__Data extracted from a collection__
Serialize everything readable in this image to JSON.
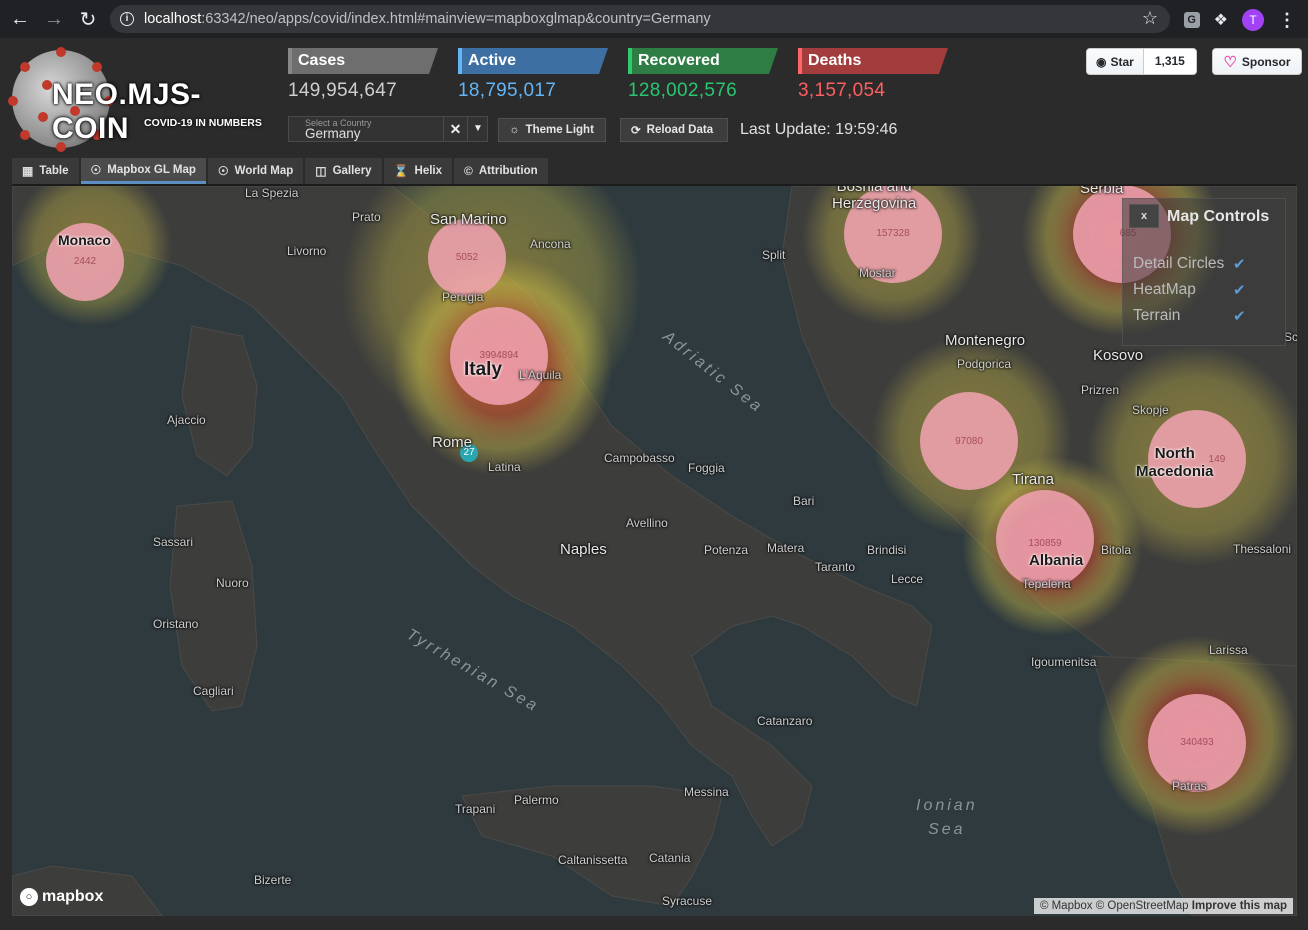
{
  "browser": {
    "url_host": "localhost",
    "url_rest": ":63342/neo/apps/covid/index.html#mainview=mapboxglmap&country=Germany",
    "avatar_letter": "T",
    "ext_letter": "G"
  },
  "logo": {
    "title": "NEO.MJS-COIN",
    "subtitle": "COVID-19 IN NUMBERS"
  },
  "stats": {
    "cases": {
      "label": "Cases",
      "value": "149,954,647"
    },
    "active": {
      "label": "Active",
      "value": "18,795,017"
    },
    "recovered": {
      "label": "Recovered",
      "value": "128,002,576"
    },
    "deaths": {
      "label": "Deaths",
      "value": "3,157,054"
    }
  },
  "country_select": {
    "placeholder": "Select a Country",
    "value": "Germany",
    "clear": "✕",
    "trigger": "▼"
  },
  "buttons": {
    "theme": "Theme Light",
    "reload": "Reload Data"
  },
  "last_update": "Last Update: 19:59:46",
  "github": {
    "star": "Star",
    "count": "1,315",
    "sponsor": "Sponsor"
  },
  "tabs": [
    {
      "label": "Table",
      "icon": "table-icon"
    },
    {
      "label": "Mapbox GL Map",
      "icon": "globe-icon"
    },
    {
      "label": "World Map",
      "icon": "globe-icon"
    },
    {
      "label": "Gallery",
      "icon": "images-icon"
    },
    {
      "label": "Helix",
      "icon": "hourglass-icon"
    },
    {
      "label": "Attribution",
      "icon": "copyright-icon"
    }
  ],
  "active_tab": "Mapbox GL Map",
  "map_controls": {
    "title": "Map Controls",
    "close": "x",
    "items": [
      {
        "label": "Detail Circles",
        "checked": true
      },
      {
        "label": "HeatMap",
        "checked": true
      },
      {
        "label": "Terrain",
        "checked": true
      }
    ]
  },
  "map": {
    "places": {
      "la_spezia": "La Spezia",
      "prato": "Prato",
      "livorno": "Livorno",
      "san_marino": "San Marino",
      "ancona": "Ancona",
      "perugia": "Perugia",
      "laquila": "L'Aquila",
      "rome": "Rome",
      "latina": "Latina",
      "campobasso": "Campobasso",
      "foggia": "Foggia",
      "bari": "Bari",
      "avellino": "Avellino",
      "naples": "Naples",
      "potenza": "Potenza",
      "matera": "Matera",
      "brindisi": "Brindisi",
      "taranto": "Taranto",
      "lecce": "Lecce",
      "catanzaro": "Catanzaro",
      "messina": "Messina",
      "palermo": "Palermo",
      "trapani": "Trapani",
      "caltanissetta": "Caltanissetta",
      "catania": "Catania",
      "syracuse": "Syracuse",
      "bizerte": "Bizerte",
      "ajaccio": "Ajaccio",
      "sassari": "Sassari",
      "nuoro": "Nuoro",
      "oristano": "Oristano",
      "cagliari": "Cagliari",
      "split": "Split",
      "mostar": "Mostar",
      "podgorica": "Podgorica",
      "montenegro": "Montenegro",
      "kosovo": "Kosovo",
      "prizren": "Prizren",
      "skopje": "Skopje",
      "tirana": "Tirana",
      "tepelena": "Tepelena",
      "bitola": "Bitola",
      "thessaloniki": "Thessaloni",
      "igoumenitsa": "Igoumenitsa",
      "larissa": "Larissa",
      "patras": "Patras",
      "serbia": "Serbia",
      "bosnia": "Bosnia and\nHerzegovina",
      "sc": "Sc"
    },
    "countries": {
      "monaco": "Monaco",
      "italy": "Italy",
      "albania": "Albania",
      "north_macedonia": "North\nMacedonia"
    },
    "seas": {
      "adriatic": "Adriatic Sea",
      "tyrrhenian": "Tyrrhenian Sea",
      "ionian": "Ionian\nSea"
    },
    "circle_values": {
      "monaco": "2442",
      "san_marino": "5052",
      "italy": "3994894",
      "bosnia": "157328",
      "serbia": "685",
      "montenegro": "97080",
      "albania": "130859",
      "north_macedonia": "149",
      "greece": "340493",
      "vatican": "27"
    },
    "heat_color": "#e8d94a",
    "circle_color": "#f2a3b3",
    "mapbox_label": "mapbox",
    "attribution": "© Mapbox © OpenStreetMap",
    "improve": "Improve this map"
  }
}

__Goal__
Leaving out the pictures, repeat the data above exactly.

__Solution to this task__
Serialize everything readable in this image to JSON.
{
  "browser": {
    "url_host": "localhost",
    "url_rest": ":63342/neo/apps/covid/index.html#mainview=mapboxglmap&country=Germany",
    "avatar_letter": "T",
    "ext_letter": "G"
  },
  "logo": {
    "title": "NEO.MJS-COIN",
    "subtitle": "COVID-19 IN NUMBERS"
  },
  "stats": {
    "cases": {
      "label": "Cases",
      "value": "149,954,647"
    },
    "active": {
      "label": "Active",
      "value": "18,795,017"
    },
    "recovered": {
      "label": "Recovered",
      "value": "128,002,576"
    },
    "deaths": {
      "label": "Deaths",
      "value": "3,157,054"
    }
  },
  "country_select": {
    "placeholder": "Select a Country",
    "value": "Germany",
    "clear": "✕",
    "trigger": "▼"
  },
  "buttons": {
    "theme": "Theme Light",
    "reload": "Reload Data"
  },
  "last_update": "Last Update: 19:59:46",
  "github": {
    "star": "Star",
    "count": "1,315",
    "sponsor": "Sponsor"
  },
  "tabs": [
    {
      "label": "Table",
      "icon": "table-icon"
    },
    {
      "label": "Mapbox GL Map",
      "icon": "globe-icon"
    },
    {
      "label": "World Map",
      "icon": "globe-icon"
    },
    {
      "label": "Gallery",
      "icon": "images-icon"
    },
    {
      "label": "Helix",
      "icon": "hourglass-icon"
    },
    {
      "label": "Attribution",
      "icon": "copyright-icon"
    }
  ],
  "active_tab": "Mapbox GL Map",
  "map_controls": {
    "title": "Map Controls",
    "close": "x",
    "items": [
      {
        "label": "Detail Circles",
        "checked": true
      },
      {
        "label": "HeatMap",
        "checked": true
      },
      {
        "label": "Terrain",
        "checked": true
      }
    ]
  },
  "map": {
    "places": {
      "la_spezia": "La Spezia",
      "prato": "Prato",
      "livorno": "Livorno",
      "san_marino": "San Marino",
      "ancona": "Ancona",
      "perugia": "Perugia",
      "laquila": "L'Aquila",
      "rome": "Rome",
      "latina": "Latina",
      "campobasso": "Campobasso",
      "foggia": "Foggia",
      "bari": "Bari",
      "avellino": "Avellino",
      "naples": "Naples",
      "potenza": "Potenza",
      "matera": "Matera",
      "brindisi": "Brindisi",
      "taranto": "Taranto",
      "lecce": "Lecce",
      "catanzaro": "Catanzaro",
      "messina": "Messina",
      "palermo": "Palermo",
      "trapani": "Trapani",
      "caltanissetta": "Caltanissetta",
      "catania": "Catania",
      "syracuse": "Syracuse",
      "bizerte": "Bizerte",
      "ajaccio": "Ajaccio",
      "sassari": "Sassari",
      "nuoro": "Nuoro",
      "oristano": "Oristano",
      "cagliari": "Cagliari",
      "split": "Split",
      "mostar": "Mostar",
      "podgorica": "Podgorica",
      "montenegro": "Montenegro",
      "kosovo": "Kosovo",
      "prizren": "Prizren",
      "skopje": "Skopje",
      "tirana": "Tirana",
      "tepelena": "Tepelena",
      "bitola": "Bitola",
      "thessaloniki": "Thessaloni",
      "igoumenitsa": "Igoumenitsa",
      "larissa": "Larissa",
      "patras": "Patras",
      "serbia": "Serbia",
      "bosnia": "Bosnia and\nHerzegovina",
      "sc": "Sc"
    },
    "countries": {
      "monaco": "Monaco",
      "italy": "Italy",
      "albania": "Albania",
      "north_macedonia": "North\nMacedonia"
    },
    "seas": {
      "adriatic": "Adriatic Sea",
      "tyrrhenian": "Tyrrhenian Sea",
      "ionian": "Ionian\nSea"
    },
    "circle_values": {
      "monaco": "2442",
      "san_marino": "5052",
      "italy": "3994894",
      "bosnia": "157328",
      "serbia": "685",
      "montenegro": "97080",
      "albania": "130859",
      "north_macedonia": "149",
      "greece": "340493",
      "vatican": "27"
    },
    "heat_color": "#e8d94a",
    "circle_color": "#f2a3b3",
    "mapbox_label": "mapbox",
    "attribution": "© Mapbox © OpenStreetMap",
    "improve": "Improve this map"
  }
}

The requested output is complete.